* _MATERIAL SUPPLIED_
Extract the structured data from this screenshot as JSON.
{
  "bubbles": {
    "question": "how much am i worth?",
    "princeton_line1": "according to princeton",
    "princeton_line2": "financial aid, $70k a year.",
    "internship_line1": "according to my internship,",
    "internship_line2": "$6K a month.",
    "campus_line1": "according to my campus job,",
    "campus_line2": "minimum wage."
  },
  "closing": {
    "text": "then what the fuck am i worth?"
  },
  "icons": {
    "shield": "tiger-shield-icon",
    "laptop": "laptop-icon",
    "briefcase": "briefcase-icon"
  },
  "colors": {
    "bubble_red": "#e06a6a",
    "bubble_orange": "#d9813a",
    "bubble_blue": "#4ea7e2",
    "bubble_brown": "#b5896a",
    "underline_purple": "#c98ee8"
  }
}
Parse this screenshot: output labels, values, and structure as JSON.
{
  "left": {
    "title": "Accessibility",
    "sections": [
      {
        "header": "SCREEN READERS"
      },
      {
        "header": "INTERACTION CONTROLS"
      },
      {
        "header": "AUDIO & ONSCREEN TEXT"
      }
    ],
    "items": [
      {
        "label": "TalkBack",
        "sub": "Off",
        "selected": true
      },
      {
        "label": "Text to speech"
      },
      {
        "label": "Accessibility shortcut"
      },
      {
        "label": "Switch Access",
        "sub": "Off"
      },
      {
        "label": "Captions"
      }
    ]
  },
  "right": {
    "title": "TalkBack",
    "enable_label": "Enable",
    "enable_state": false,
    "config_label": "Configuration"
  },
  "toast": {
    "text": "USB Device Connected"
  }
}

* _WORK INSTRUCTIONS_
The lines to reproduce run from the one that contains "Parse this screenshot: output" through the last line above; copy them exactly.

* _ANSWER TO THE PROBLEM_
Parse this screenshot: output labels, values, and structure as JSON.
{
  "left": {
    "title": "Accessibility",
    "sections": [
      {
        "header": "SCREEN READERS"
      },
      {
        "header": "INTERACTION CONTROLS"
      },
      {
        "header": "AUDIO & ONSCREEN TEXT"
      }
    ],
    "items": [
      {
        "label": "TalkBack",
        "sub": "Off",
        "selected": true
      },
      {
        "label": "Text to speech"
      },
      {
        "label": "Accessibility shortcut"
      },
      {
        "label": "Switch Access",
        "sub": "Off"
      },
      {
        "label": "Captions"
      }
    ]
  },
  "right": {
    "title": "TalkBack",
    "enable_label": "Enable",
    "enable_state": false,
    "config_label": "Configuration"
  },
  "toast": {
    "text": "USB Device Connected"
  }
}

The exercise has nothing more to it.